----- 抜粋文章 -----

1.当院ではすでに「職業倫理方針」「臨床倫理方針」を制定し、また「倫理委員会規定」により診療現場などで倫理的な課題が発生した場合の検討方法などについても明記している。
以下、当院で起こりうる主な倫理的課題について当院の指針を記載する。

2.意識不明・自己判断不能の患者のための意思決定について

  1. 家族など適切な代理人がいる場合は、その代理人の推定意思を尊重し、患者にとっての最善の方針をとることを基本として合意を得る。
  2. 適切な代理人がいない場合は、主治医・担当医が患者にとっての最善の方針をとることを基本として、臨床倫理の原則に則り判断する。

3.蘇生拒否(DNR)の指示について

心肺蘇生の有効性と予想される結果について患者や家族に十分に説明し、理解と合意を得ることを前提とする。その上で、以下の原則に則り判断するとともに指示する。

  1. 患者が意思表示できる間に、蘇生に対する希望を確認し、それを尊重する。
  2. 患者の意思を確認できない場合で、家族が患者の意思を推定できる場合には、その推定意思を尊重し、患者にとっての最善の治療方針をとることを基本とする。
  3. 家族が患者の意思を推定できない場合には、患者にとって何が最善であるかについて家族と十分に話し合い、患者にとっての最善の治療方針をとることを基本とする。
  4. 家族がいない場合及び家族が判断を医療・ケアチームに委ねる場合には、患者にとっての最善の治療方針をとることを基本とする。

4.輸血拒否について

「宗教的輸血拒否に関するガイドライン(2008)」および「輸血拒否患者への対応指針」に基づいて対応する。

  1. 患者の意思を尊重し無輸血治療を貫く。その場合には、事前に「免責証明書」を取得する。
  2. 無輸血治療が難しいと判断した場合は転院を勧めるなど適切な対応を講じる。
    未成年者への対応については
    ① 15歳以上で自己決定能力がある場合には、たとえ親権者が輸血を拒否したとしても患者本人の同意書があれば輸血を実施する。患者が輸血を拒否した場合は前記の成人への対応の原則に則る。

-----

#### [実施事項 A]
倫理指針の文章のうち、「1. 患者が意思表示できる間に、蘇生に対する希望を確認し、それを尊重する。」から「に「免責証明書」を取得する。」までをそのまま書き出せ。
#### [実施事項 B]
倫理指針の文章をもとに、次の問いに答えよ。
(i) 意識不明・自己判断不能の患者に適切な代理人がいない場合、誰が判断するか。
(ii) 患者の意思を尊重して無輸血治療を貫く場合、事前に何を取得するか。
(iii) 輸血拒否への対応は何に基づいて行うか。
#### [実施事項 C]
倫理指針の文章の最後の文に続けて、その先を書き進めよ。

----- 提示項目 -----

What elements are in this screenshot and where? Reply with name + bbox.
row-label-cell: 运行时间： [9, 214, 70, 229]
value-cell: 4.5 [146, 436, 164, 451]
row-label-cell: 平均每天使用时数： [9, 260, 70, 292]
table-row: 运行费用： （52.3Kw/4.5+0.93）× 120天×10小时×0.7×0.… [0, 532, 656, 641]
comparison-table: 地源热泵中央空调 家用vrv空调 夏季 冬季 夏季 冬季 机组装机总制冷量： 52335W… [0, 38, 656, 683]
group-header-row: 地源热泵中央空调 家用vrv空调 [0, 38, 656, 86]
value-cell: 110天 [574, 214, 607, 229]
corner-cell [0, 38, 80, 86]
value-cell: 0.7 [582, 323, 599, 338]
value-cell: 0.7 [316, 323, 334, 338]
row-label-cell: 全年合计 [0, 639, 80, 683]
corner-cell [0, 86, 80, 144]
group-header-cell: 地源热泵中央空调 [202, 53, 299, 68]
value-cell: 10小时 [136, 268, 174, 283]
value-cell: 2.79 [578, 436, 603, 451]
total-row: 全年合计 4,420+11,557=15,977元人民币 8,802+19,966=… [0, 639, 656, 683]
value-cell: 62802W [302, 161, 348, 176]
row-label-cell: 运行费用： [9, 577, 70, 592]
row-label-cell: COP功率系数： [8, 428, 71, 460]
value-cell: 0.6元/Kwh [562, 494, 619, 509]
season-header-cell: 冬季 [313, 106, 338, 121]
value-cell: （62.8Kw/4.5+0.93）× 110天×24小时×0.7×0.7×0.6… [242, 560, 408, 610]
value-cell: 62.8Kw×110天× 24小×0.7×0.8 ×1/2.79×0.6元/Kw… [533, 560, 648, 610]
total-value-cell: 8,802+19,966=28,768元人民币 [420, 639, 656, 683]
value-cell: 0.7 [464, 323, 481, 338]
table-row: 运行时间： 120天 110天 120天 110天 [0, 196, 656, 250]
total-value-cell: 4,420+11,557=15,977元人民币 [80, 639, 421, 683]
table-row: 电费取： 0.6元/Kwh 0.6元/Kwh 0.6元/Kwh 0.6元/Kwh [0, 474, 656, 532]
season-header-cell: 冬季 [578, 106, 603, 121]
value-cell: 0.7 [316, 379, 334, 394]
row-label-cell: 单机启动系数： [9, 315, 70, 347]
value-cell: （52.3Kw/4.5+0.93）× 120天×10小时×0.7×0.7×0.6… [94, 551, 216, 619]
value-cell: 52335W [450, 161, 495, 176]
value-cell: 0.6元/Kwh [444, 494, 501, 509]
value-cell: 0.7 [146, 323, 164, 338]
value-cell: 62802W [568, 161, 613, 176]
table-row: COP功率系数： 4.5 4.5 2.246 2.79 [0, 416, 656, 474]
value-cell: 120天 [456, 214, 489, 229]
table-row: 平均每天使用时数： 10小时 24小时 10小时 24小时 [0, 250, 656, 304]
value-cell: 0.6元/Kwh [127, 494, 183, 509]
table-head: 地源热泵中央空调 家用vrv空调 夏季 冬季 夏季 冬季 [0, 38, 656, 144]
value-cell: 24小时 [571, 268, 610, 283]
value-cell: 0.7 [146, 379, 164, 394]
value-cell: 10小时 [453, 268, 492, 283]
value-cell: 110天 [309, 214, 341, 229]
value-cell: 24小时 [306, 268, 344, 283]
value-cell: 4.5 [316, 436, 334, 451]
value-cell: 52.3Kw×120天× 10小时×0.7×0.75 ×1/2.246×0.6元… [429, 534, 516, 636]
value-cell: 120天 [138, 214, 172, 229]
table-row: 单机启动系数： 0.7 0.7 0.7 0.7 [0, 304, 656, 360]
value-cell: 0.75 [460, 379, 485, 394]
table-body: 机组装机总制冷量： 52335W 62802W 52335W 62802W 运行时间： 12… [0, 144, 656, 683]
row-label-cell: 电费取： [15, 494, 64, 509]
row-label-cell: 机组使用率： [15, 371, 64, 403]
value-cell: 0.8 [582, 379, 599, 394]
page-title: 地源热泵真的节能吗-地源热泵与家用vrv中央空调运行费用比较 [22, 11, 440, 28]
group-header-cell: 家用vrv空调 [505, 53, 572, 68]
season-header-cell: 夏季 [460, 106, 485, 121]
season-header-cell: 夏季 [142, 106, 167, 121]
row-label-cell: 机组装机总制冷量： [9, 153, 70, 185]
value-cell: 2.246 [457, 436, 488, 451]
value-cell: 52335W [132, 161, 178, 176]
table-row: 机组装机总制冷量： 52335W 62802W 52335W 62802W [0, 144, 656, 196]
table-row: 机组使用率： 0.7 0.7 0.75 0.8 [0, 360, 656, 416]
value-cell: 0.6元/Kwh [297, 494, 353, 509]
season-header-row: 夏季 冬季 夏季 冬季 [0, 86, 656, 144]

-----

#### [解答欄 A]
1. 患者が意思表示できる間に、蘇生に対する希望を確認し、それを尊重する。
  2. 患者の意思を確認できない場合で、家族が患者の意思を推定できる場合には、その推定意思を尊重し、患者にとっての最善の治療方針をとることを基本とする。
  3. 家族が患者の意思を推定できない場合には、患者にとって何が最善であるかについて家族と十分に話し合い、患者にとっての最善の治療方針をとることを基本とする。
  4. 家族がいない場合及び家族が判断を医療・ケアチームに委ねる場合には、患者にとっての最善の治療方針をとることを基本とする。

4.輸血拒否について

「宗教的輸血拒否に関するガイドライン(2008)」および「輸血拒否患者への対応指針」に基づいて対応する。

  1. 患者の意思を尊重し無輸血治療を貫く。その場合には、事前に「免責証明書」を取得する。

#### [解答欄 B]
(i) 主治医・担当医が、患者にとっての最善の方針をとることを基本として、臨床倫理の原則に則り判断する。
(ii) 事前に「免責証明書」を取得する。
(iii) 「宗教的輸血拒否に関するガイドライン(2008)」および「輸血拒否患者への対応指針」に基づいて対応する。

#### [解答欄 C]
    ② 自己決定能力のない幼少の患者への必要な輸血を親権者が拒否し、適切な対応が困難な場合には児童相談所への通告、相談などを行う。

5.終末期医療について

終末期医療については、厚労省の「終末期医療の決定プロセスに関するガイドライン(2007)」をはじめ学会、医師会を始め複数の団体からガイドラインなどが報告されておりこれらを参考とする。

終末期の定義として全日本病院協会の「終末期医療に関するガイドライン」(平成21年5月)には以下の三つの条件を満たす場合を言う、としている。

1) 医師が客観的な情報を基に治療により病気の回復が期待できないと判断すること
2) 患者が意識や判断力を失った場合を除き、患者・家族・医師・看護師等の関係者が納得すること
3) 患者・家族・医師・看護師等の関係者が死を予測し対応を考えること

しかしながら「終末期の定義」について明確に提示していないガイドラインも多い。

以下の3点を基本原則とする

  1. 医師等の医療従事者から適切な情報の提供と説明がなされ、それに基づいて患者が医療従事者と話し合いを行い、患者本人による決定を基本としたうえで、終末期医療を進めることが最も重要な原則である。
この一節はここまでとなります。